- Provided material:
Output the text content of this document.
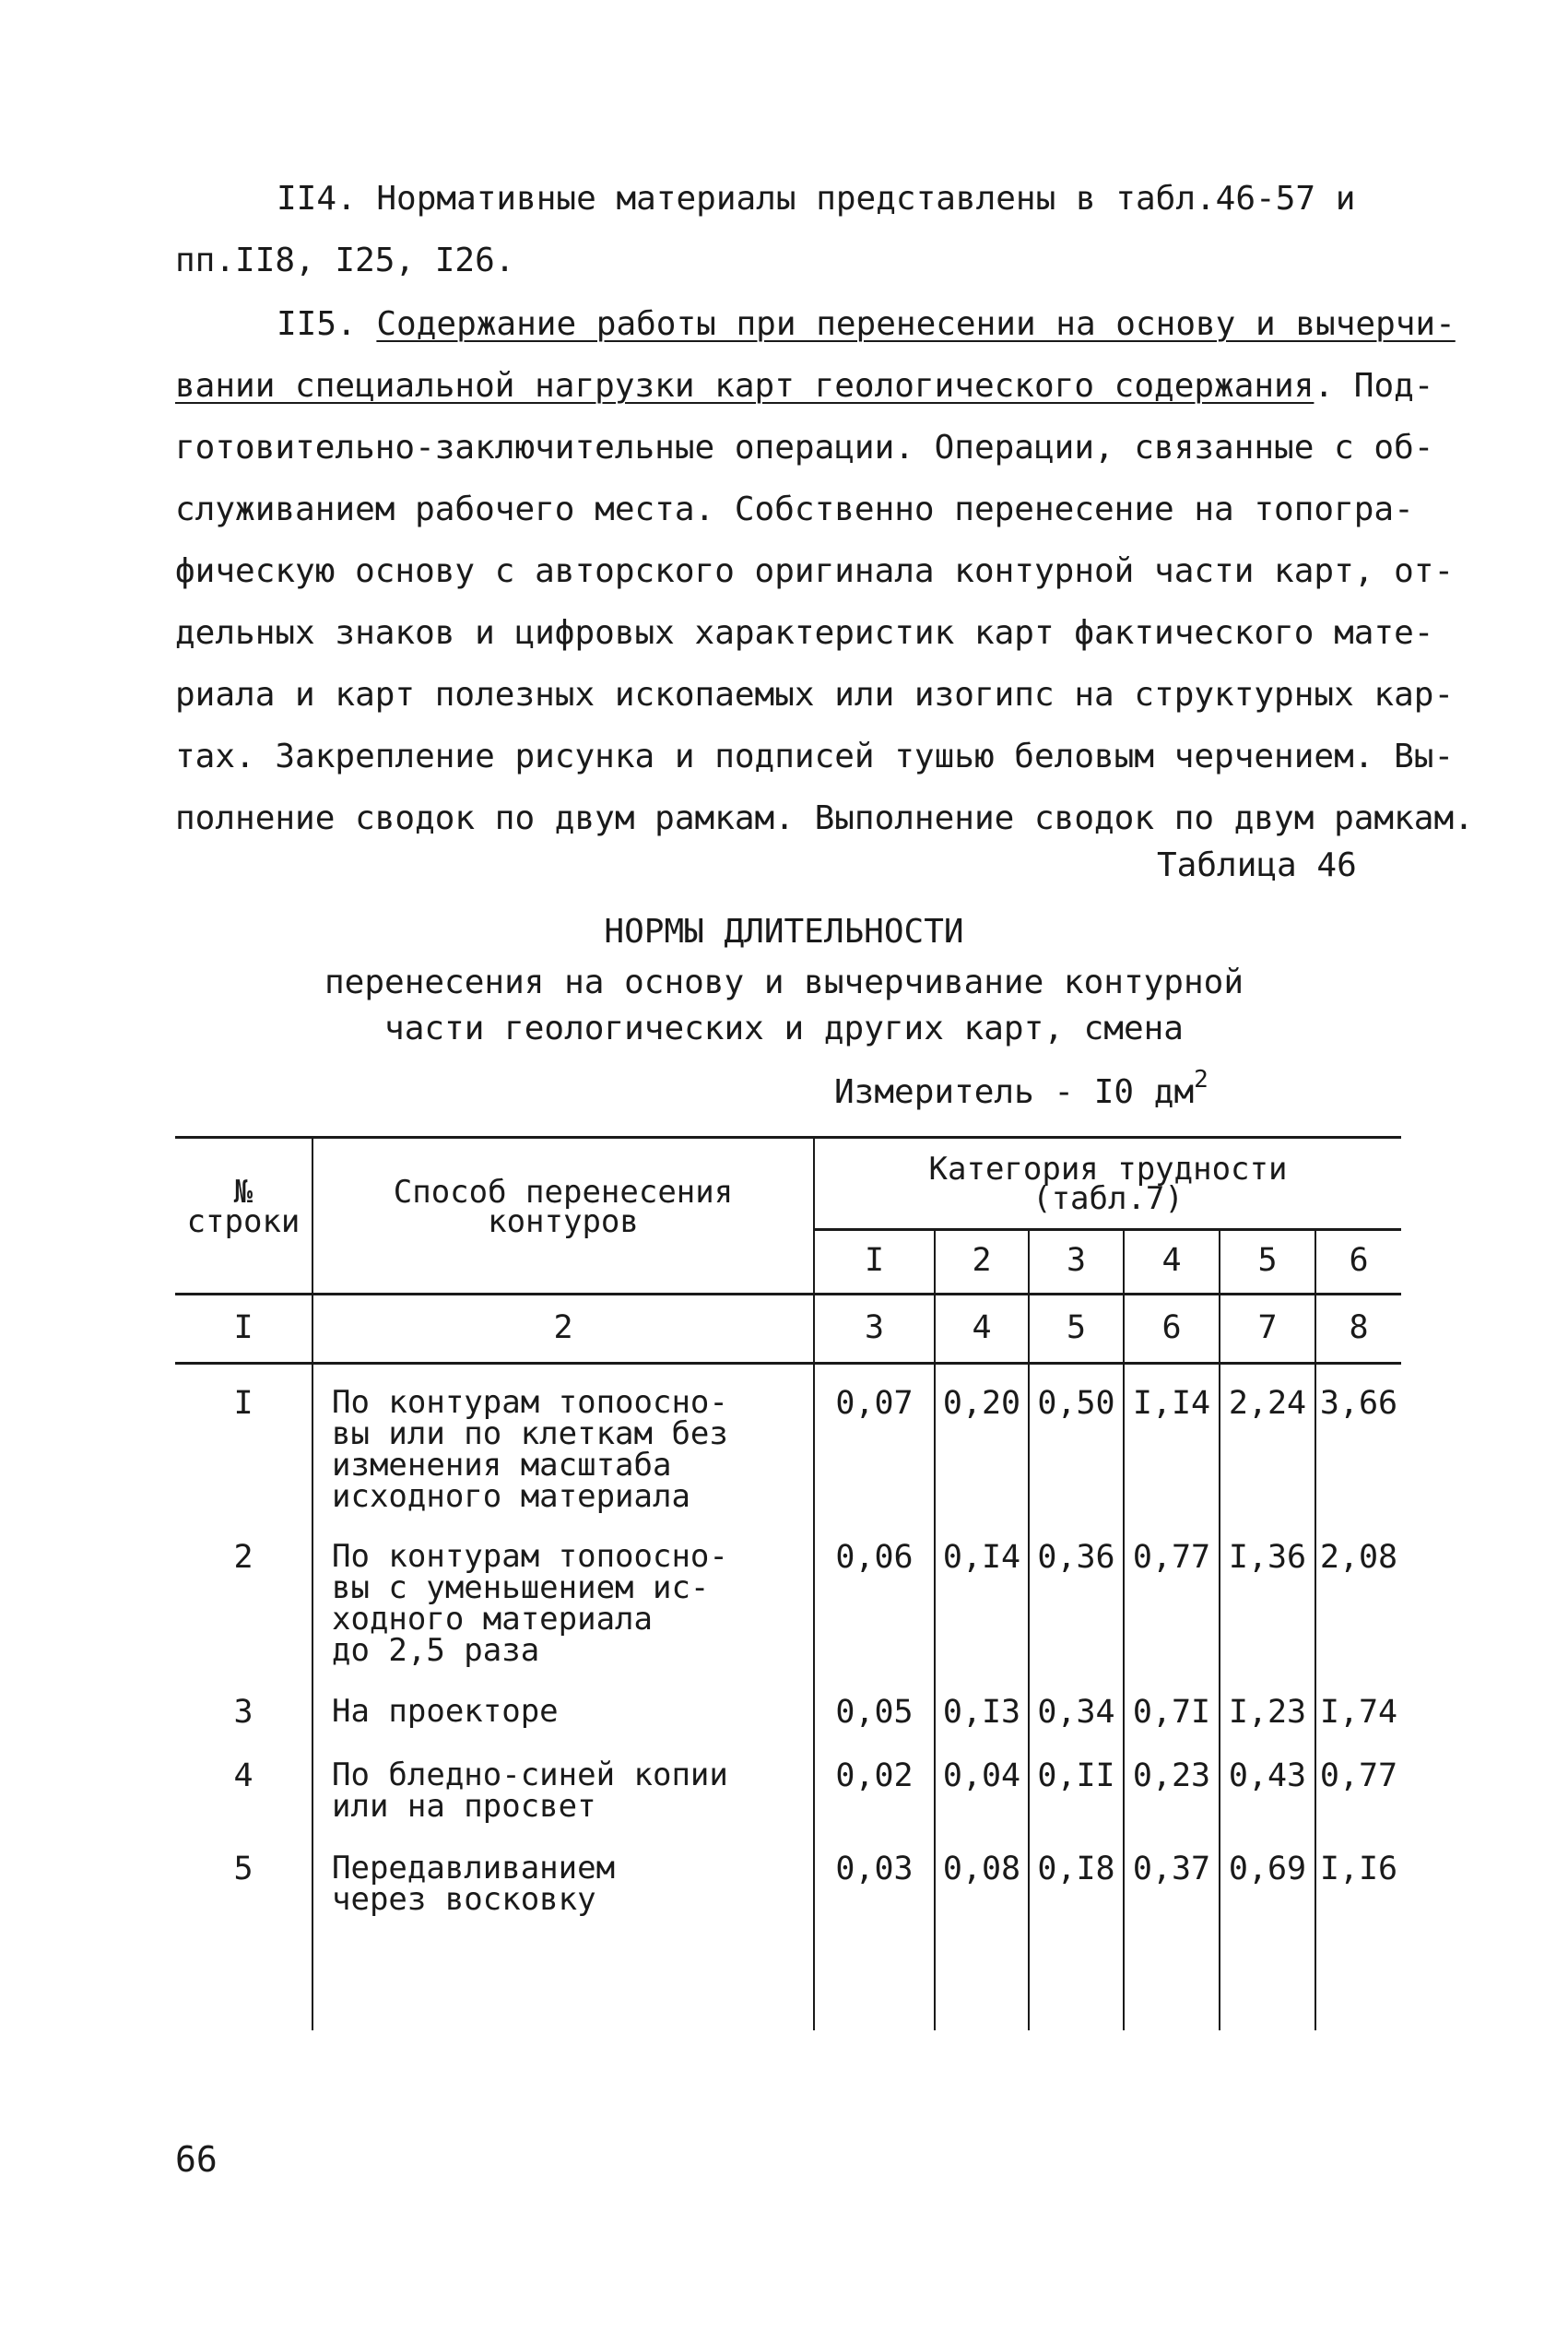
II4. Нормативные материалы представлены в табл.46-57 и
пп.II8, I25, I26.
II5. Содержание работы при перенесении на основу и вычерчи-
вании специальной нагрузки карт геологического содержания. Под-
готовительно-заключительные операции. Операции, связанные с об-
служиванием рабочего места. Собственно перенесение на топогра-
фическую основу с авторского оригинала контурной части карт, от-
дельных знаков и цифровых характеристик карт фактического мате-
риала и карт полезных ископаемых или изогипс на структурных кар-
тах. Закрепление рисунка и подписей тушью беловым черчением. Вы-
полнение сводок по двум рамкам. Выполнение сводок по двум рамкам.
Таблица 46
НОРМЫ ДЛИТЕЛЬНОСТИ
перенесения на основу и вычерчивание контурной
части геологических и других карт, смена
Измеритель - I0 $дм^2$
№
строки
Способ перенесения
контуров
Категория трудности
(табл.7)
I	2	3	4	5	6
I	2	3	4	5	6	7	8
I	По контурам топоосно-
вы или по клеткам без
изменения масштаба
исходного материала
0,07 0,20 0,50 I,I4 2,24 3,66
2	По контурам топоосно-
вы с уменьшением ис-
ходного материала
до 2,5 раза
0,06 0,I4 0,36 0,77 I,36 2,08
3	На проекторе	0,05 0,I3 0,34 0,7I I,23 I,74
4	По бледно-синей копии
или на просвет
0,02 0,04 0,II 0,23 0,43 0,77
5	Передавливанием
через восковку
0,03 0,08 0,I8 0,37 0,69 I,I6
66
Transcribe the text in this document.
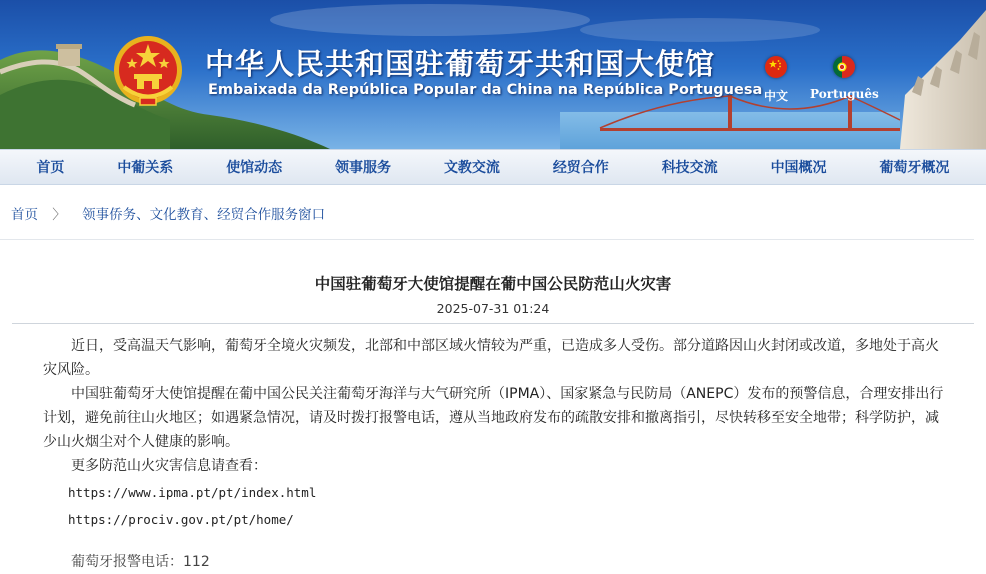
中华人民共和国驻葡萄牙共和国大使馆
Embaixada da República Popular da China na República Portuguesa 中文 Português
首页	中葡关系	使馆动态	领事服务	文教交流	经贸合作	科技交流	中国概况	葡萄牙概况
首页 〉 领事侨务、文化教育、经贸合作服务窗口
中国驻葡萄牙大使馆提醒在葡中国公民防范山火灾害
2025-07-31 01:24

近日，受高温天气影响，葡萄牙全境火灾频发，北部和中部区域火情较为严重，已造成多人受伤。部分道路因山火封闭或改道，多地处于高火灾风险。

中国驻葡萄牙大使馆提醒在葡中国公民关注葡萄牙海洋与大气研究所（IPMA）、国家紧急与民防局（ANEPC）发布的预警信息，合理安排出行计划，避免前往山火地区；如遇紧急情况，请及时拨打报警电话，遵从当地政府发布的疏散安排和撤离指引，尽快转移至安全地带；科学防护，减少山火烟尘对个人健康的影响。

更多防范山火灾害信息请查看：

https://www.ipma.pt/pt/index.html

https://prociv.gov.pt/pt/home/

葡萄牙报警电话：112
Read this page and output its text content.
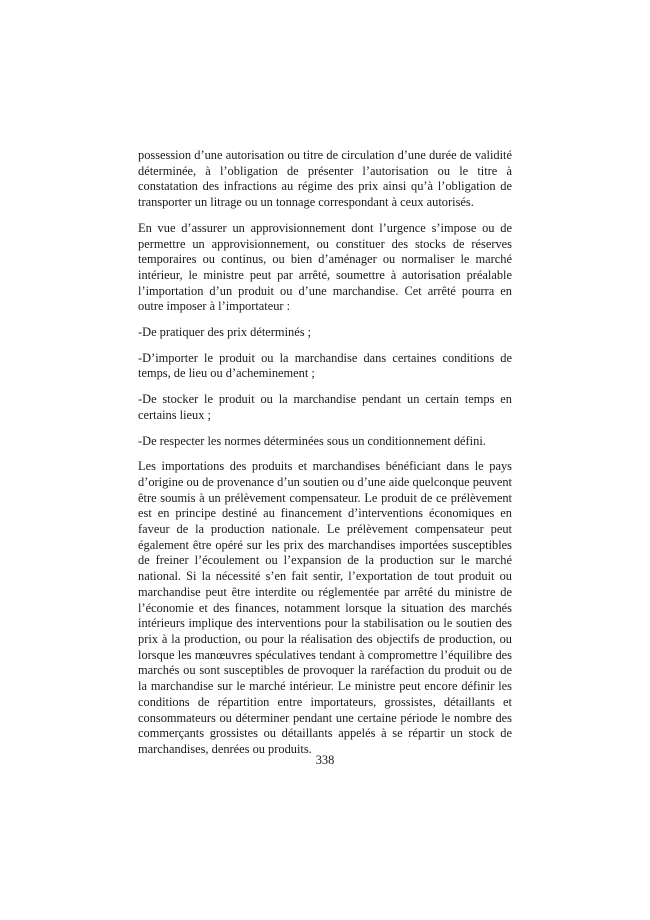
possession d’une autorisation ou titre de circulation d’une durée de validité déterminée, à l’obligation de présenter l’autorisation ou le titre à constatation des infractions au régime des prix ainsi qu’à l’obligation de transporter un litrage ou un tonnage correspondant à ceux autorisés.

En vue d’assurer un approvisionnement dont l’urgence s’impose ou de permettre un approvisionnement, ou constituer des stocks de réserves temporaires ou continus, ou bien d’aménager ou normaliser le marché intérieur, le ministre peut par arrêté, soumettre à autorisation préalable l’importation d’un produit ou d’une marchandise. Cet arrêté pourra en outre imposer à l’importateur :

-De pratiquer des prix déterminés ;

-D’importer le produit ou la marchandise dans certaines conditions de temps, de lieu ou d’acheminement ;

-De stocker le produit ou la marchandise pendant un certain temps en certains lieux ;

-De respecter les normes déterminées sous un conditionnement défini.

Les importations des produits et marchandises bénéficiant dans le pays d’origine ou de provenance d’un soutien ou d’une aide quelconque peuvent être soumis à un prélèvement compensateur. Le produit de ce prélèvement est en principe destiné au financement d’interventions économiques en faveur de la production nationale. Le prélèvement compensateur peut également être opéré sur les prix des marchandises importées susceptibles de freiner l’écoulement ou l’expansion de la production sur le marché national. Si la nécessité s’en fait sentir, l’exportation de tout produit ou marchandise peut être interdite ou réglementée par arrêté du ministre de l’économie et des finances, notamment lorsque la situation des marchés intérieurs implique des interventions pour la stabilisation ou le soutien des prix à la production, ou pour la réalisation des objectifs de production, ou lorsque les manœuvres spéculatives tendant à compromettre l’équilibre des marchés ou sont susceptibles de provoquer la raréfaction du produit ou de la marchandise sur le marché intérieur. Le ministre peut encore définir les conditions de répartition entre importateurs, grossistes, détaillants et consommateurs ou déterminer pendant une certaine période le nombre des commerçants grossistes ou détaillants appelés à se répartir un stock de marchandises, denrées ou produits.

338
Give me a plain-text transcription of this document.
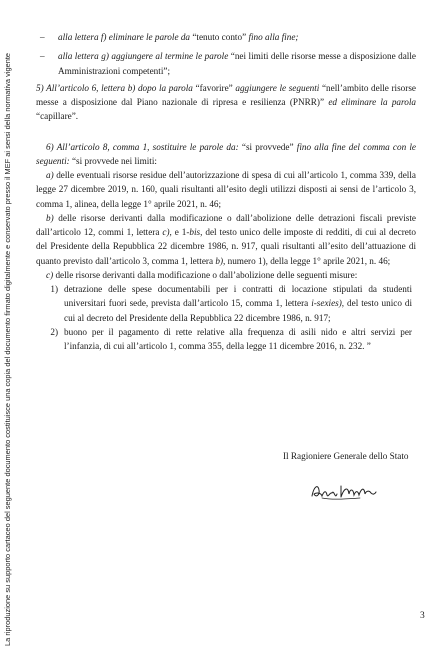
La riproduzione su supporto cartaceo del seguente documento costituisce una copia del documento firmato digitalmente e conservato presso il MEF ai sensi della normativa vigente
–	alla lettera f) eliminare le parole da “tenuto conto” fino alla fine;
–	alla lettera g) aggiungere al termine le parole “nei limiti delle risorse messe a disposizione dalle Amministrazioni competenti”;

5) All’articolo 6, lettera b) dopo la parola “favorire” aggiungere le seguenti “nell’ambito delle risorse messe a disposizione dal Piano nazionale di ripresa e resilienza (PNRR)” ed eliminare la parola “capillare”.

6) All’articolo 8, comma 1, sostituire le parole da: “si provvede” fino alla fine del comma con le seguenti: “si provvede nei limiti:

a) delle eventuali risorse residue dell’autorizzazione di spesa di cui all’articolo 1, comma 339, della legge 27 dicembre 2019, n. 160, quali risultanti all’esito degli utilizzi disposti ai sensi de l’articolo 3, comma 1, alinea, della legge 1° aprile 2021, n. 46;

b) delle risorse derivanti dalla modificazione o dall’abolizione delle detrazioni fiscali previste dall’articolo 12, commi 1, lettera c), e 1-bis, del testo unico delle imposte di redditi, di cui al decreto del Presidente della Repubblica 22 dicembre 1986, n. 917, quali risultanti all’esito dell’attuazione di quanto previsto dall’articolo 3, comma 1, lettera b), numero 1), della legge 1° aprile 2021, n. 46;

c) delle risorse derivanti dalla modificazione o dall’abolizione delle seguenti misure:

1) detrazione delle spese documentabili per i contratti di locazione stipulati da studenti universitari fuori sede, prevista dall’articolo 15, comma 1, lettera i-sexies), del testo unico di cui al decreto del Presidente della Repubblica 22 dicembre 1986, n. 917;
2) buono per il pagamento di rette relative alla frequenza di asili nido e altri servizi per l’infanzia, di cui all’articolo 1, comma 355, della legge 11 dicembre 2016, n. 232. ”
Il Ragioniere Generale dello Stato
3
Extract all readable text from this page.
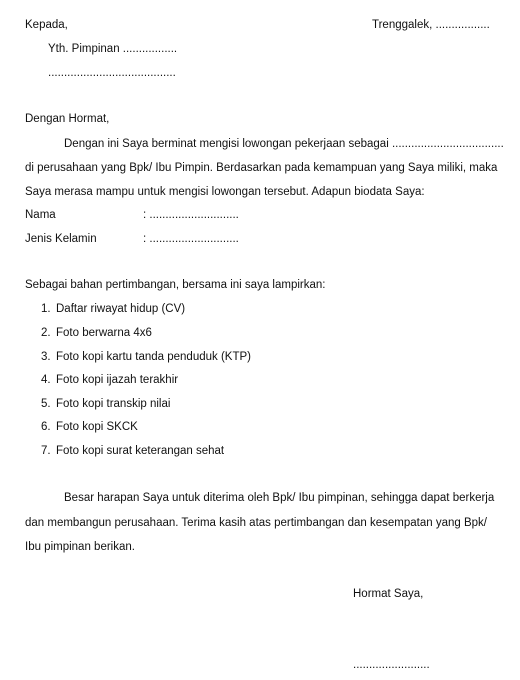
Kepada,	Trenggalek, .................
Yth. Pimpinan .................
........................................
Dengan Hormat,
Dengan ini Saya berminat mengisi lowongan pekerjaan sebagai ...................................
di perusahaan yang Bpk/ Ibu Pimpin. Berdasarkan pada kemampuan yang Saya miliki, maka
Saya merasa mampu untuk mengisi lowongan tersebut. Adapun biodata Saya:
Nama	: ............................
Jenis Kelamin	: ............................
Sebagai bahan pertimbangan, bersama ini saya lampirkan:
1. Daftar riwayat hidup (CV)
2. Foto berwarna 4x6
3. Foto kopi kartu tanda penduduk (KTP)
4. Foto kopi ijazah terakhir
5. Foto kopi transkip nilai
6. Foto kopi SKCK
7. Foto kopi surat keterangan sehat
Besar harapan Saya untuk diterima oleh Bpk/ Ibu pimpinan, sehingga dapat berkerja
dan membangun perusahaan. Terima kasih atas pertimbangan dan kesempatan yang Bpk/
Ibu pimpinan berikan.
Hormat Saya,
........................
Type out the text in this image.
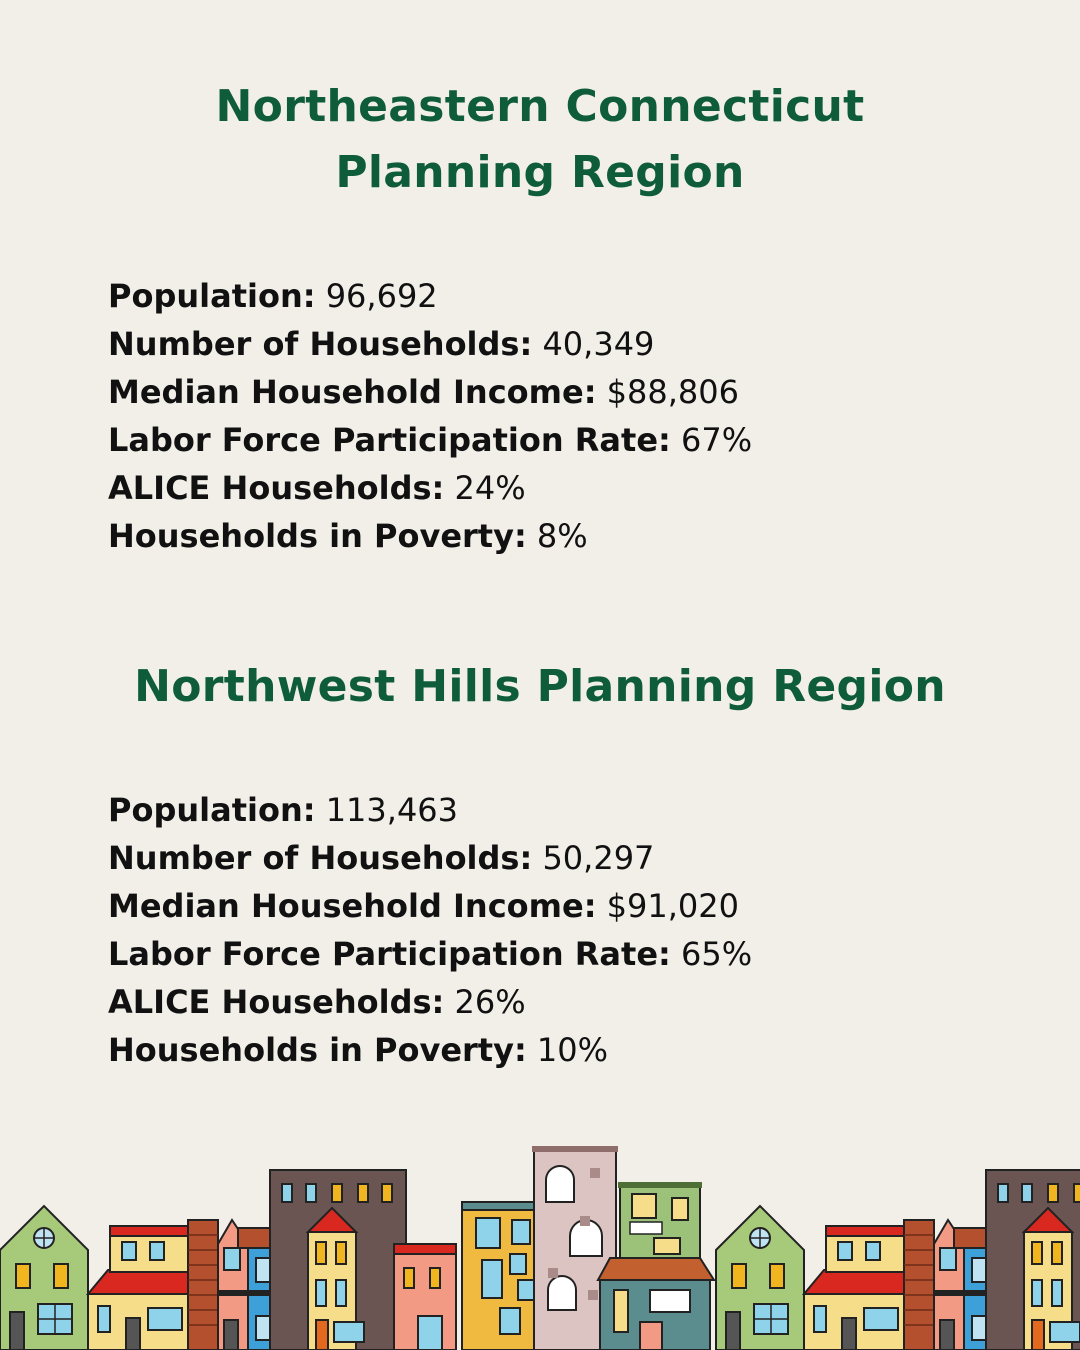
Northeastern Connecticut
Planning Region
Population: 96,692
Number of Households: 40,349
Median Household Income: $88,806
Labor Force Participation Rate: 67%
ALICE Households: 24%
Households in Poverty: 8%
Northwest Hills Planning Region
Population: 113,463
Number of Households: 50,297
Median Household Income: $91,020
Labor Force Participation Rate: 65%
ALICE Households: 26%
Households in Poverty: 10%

- Problem requirements:
Show the lines of the records that include the string "fino".

- Result for this exercise:
–	alla lettera f) eliminare le parole da “tenuto conto” fino alla fine;
6) All’articolo 8, comma 1, sostituire le parole da: “si provvede” fino alla fine del comma con le seguenti: “si provvede nei limiti:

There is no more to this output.